#### [Exercise instructions]
The material below should be written out in full and exactly; pictures stay out of the copy.

* Start Data supplied *

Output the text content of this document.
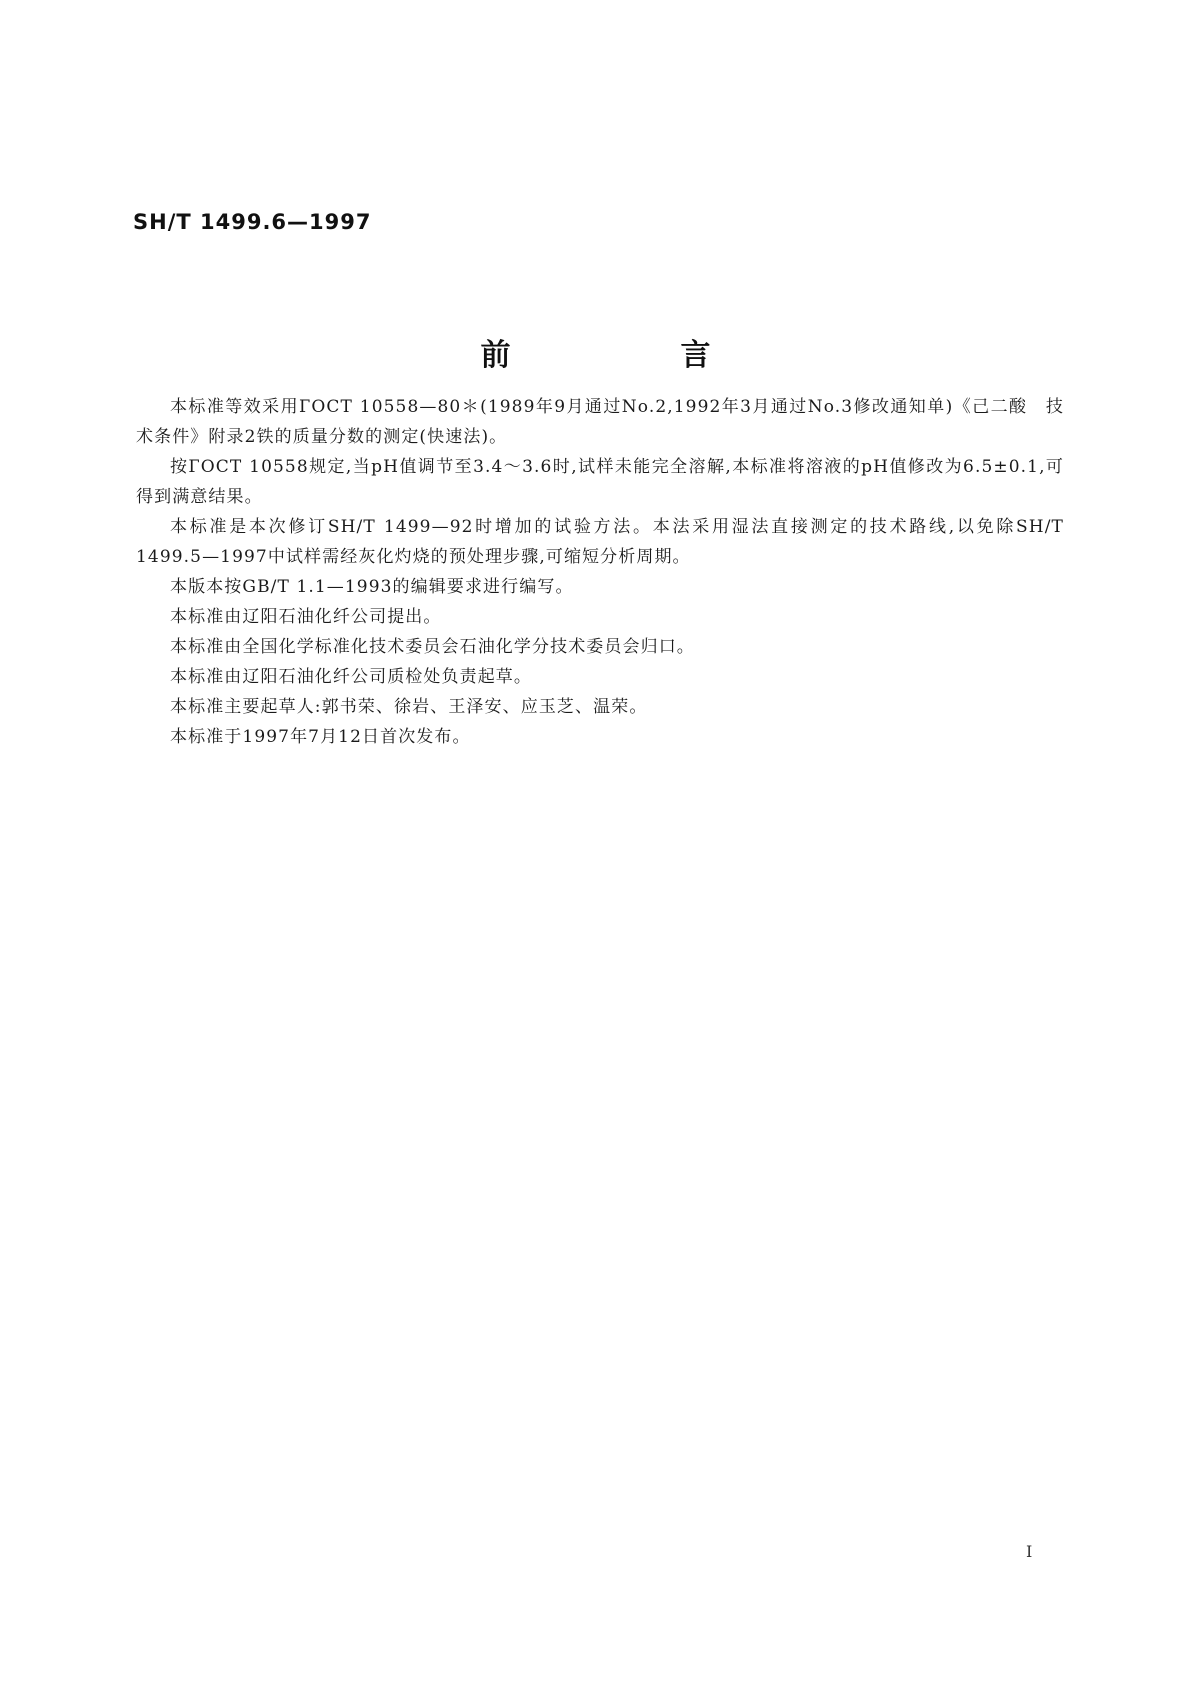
SH/T 1499.6—1997
前　言

本标准等效采用ГОСТ 10558—80＊(1989年9月通过No.2,1992年3月通过No.3修改通知单)《己二酸　技术条件》附录2铁的质量分数的测定(快速法)。

按ГОСТ 10558规定,当pH值调节至3.4～3.6时,试样未能完全溶解,本标准将溶液的pH值修改为6.5±0.1,可得到满意结果。

本标准是本次修订SH/T 1499—92时增加的试验方法。本法采用湿法直接测定的技术路线,以免除SH/T 1499.5—1997中试样需经灰化灼烧的预处理步骤,可缩短分析周期。

本版本按GB/T 1.1—1993的编辑要求进行编写。

本标准由辽阳石油化纤公司提出。

本标准由全国化学标准化技术委员会石油化学分技术委员会归口。

本标准由辽阳石油化纤公司质检处负责起草。

本标准主要起草人:郭书荣、徐岩、王泽安、应玉芝、温荣。

本标准于1997年7月12日首次发布。

I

* End Data supplied *

#### [Final result]
Output the text content of this document.
SH/T 1499.6—1997
前　言

本标准等效采用ГОСТ 10558—80＊(1989年9月通过No.2,1992年3月通过No.3修改通知单)《己二酸　技术条件》附录2铁的质量分数的测定(快速法)。

按ГОСТ 10558规定,当pH值调节至3.4～3.6时,试样未能完全溶解,本标准将溶液的pH值修改为6.5±0.1,可得到满意结果。

本标准是本次修订SH/T 1499—92时增加的试验方法。本法采用湿法直接测定的技术路线,以免除SH/T 1499.5—1997中试样需经灰化灼烧的预处理步骤,可缩短分析周期。

本版本按GB/T 1.1—1993的编辑要求进行编写。

本标准由辽阳石油化纤公司提出。

本标准由全国化学标准化技术委员会石油化学分技术委员会归口。

本标准由辽阳石油化纤公司质检处负责起草。

本标准主要起草人:郭书荣、徐岩、王泽安、应玉芝、温荣。

本标准于1997年7月12日首次发布。

I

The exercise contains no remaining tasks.